## Task details
Find the lines with "renews" in them and copy them out.

## Records to process

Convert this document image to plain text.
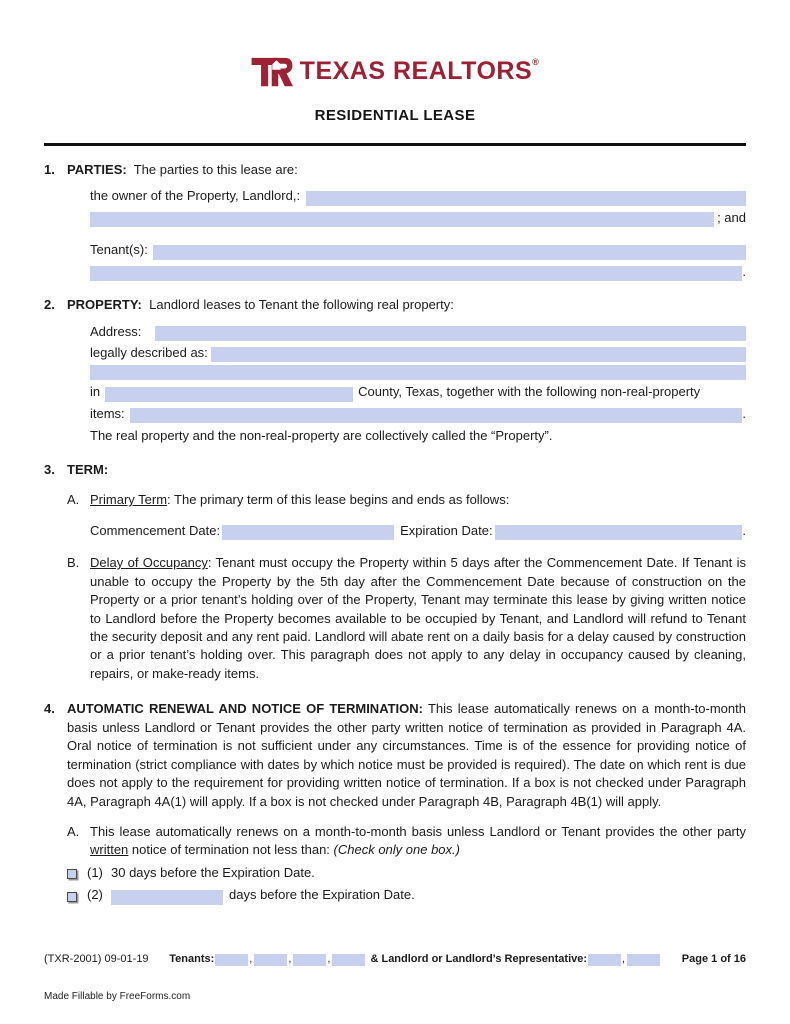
TEXAS REALTORS®
RESIDENTIAL LEASE
1. PARTIES: The parties to this lease are:
the owner of the Property, Landlord,:
; and
Tenant(s):
.
2. PROPERTY: Landlord leases to Tenant the following real property:
Address:
legally described as:
in	County, Texas, together with the following non-real-property
items:	.
The real property and the non-real-property are collectively called the “Property”.
3. TERM:
A. Primary Term: The primary term of this lease begins and ends as follows:
Commencement Date:	Expiration Date:	.
B. Delay of Occupancy: Tenant must occupy the Property within 5 days after the Commencement Date. If Tenant is unable to occupy the Property by the 5th day after the Commencement Date because of construction on the Property or a prior tenant’s holding over of the Property, Tenant may terminate this lease by giving written notice to Landlord before the Property becomes available to be occupied by Tenant, and Landlord will refund to Tenant the security deposit and any rent paid. Landlord will abate rent on a daily basis for a delay caused by construction or a prior tenant’s holding over. This paragraph does not apply to any delay in occupancy caused by cleaning, repairs, or make-ready items.
4. AUTOMATIC RENEWAL AND NOTICE OF TERMINATION: This lease automatically renews on a month-to-month basis unless Landlord or Tenant provides the other party written notice of termination as provided in Paragraph 4A. Oral notice of termination is not sufficient under any circumstances. Time is of the essence for providing notice of termination (strict compliance with dates by which notice must be provided is required). The date on which rent is due does not apply to the requirement for providing written notice of termination. If a box is not checked under Paragraph 4A, Paragraph 4A(1) will apply. If a box is not checked under Paragraph 4B, Paragraph 4B(1) will apply.
A. This lease automatically renews on a month-to-month basis unless Landlord or Tenant provides the other party written notice of termination not less than: (Check only one box.)
(1) 30 days before the Expiration Date.
(2)	days before the Expiration Date.
(TXR-2001) 09-01-19 Tenants:	,	,	,	& Landlord or Landlord’s Representative:	,	Page 1 of 16
Made Fillable by FreeForms.com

## Written response
4. AUTOMATIC RENEWAL AND NOTICE OF TERMINATION: This lease automatically renews on a month-to-month basis unless Landlord or Tenant provides the other party written notice of termination as provided in Paragraph 4A. Oral notice of termination is not sufficient under any circumstances. Time is of the essence for providing notice of termination (strict compliance with dates by which notice must be provided is required). The date on which rent is due does not apply to the requirement for providing written notice of termination. If a box is not checked under Paragraph 4A, Paragraph 4A(1) will apply. If a box is not checked under Paragraph 4B, Paragraph 4B(1) will apply.
A. This lease automatically renews on a month-to-month basis unless Landlord or Tenant provides the other party written notice of termination not less than: (Check only one box.)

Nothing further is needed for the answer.